AIM:
Copy out the lines that have "شهرداری" in them.

══════════════════════════════

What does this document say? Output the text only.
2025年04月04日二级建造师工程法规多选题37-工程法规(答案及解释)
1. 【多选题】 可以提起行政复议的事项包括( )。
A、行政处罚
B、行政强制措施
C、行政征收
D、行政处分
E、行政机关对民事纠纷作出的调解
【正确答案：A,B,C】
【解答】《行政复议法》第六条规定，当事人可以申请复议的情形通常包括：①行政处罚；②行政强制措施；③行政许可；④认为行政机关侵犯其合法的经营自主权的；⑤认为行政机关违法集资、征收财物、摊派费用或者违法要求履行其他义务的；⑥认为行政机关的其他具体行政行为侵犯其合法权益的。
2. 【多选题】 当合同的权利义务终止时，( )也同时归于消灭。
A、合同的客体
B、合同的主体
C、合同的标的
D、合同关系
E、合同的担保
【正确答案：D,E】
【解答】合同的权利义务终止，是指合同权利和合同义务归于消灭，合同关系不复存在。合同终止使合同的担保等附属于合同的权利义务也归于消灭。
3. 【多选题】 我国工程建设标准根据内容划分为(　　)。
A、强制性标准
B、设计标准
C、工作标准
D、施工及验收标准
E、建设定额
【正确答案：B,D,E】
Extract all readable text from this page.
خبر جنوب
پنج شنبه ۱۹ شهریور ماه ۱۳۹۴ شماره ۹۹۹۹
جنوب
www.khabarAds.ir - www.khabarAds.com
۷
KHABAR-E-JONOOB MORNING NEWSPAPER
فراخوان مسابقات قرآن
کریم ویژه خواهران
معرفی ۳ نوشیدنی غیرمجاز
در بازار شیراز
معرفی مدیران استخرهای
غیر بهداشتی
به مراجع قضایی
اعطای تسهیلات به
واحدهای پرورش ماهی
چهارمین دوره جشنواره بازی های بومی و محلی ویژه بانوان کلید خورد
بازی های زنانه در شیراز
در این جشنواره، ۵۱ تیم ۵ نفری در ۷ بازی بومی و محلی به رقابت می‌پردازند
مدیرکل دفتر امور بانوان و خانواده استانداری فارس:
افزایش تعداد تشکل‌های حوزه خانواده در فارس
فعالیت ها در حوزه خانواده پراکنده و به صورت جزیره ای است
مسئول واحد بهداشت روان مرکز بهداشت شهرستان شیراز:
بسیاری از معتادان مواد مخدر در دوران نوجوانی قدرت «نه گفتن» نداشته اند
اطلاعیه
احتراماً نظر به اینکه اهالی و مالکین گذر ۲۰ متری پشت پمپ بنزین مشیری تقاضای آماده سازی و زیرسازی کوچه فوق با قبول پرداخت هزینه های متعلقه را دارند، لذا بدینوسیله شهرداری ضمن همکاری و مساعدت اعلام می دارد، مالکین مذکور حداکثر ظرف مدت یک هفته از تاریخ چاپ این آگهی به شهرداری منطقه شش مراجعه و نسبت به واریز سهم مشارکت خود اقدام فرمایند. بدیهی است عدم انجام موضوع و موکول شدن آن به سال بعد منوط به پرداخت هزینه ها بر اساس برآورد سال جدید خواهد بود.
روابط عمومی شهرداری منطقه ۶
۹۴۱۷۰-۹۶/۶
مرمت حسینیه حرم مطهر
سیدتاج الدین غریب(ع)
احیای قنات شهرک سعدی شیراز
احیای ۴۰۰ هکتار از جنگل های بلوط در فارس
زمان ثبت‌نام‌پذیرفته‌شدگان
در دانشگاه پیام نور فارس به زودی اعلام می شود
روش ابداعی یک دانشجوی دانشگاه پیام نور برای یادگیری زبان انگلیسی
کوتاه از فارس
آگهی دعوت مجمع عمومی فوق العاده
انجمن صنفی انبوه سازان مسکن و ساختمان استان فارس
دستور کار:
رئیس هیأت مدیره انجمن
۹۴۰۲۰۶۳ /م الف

══════════════════════════════

SOLVED PROBLEM:
احتراماً نظر به اینکه اهالی و مالکین گذر ۲۰ متری پشت پمپ بنزین مشیری تقاضای آماده سازی و زیرسازی کوچه فوق با قبول پرداخت هزینه های متعلقه را دارند، لذا بدینوسیله شهرداری ضمن همکاری و مساعدت اعلام می دارد، مالکین مذکور حداکثر ظرف مدت یک هفته از تاریخ چاپ این آگهی به شهرداری منطقه شش مراجعه و نسبت به واریز سهم مشارکت خود اقدام فرمایند. بدیهی است عدم انجام موضوع و موکول شدن آن به سال بعد منوط به پرداخت هزینه ها بر اساس برآورد سال جدید خواهد بود.
روابط عمومی شهرداری منطقه ۶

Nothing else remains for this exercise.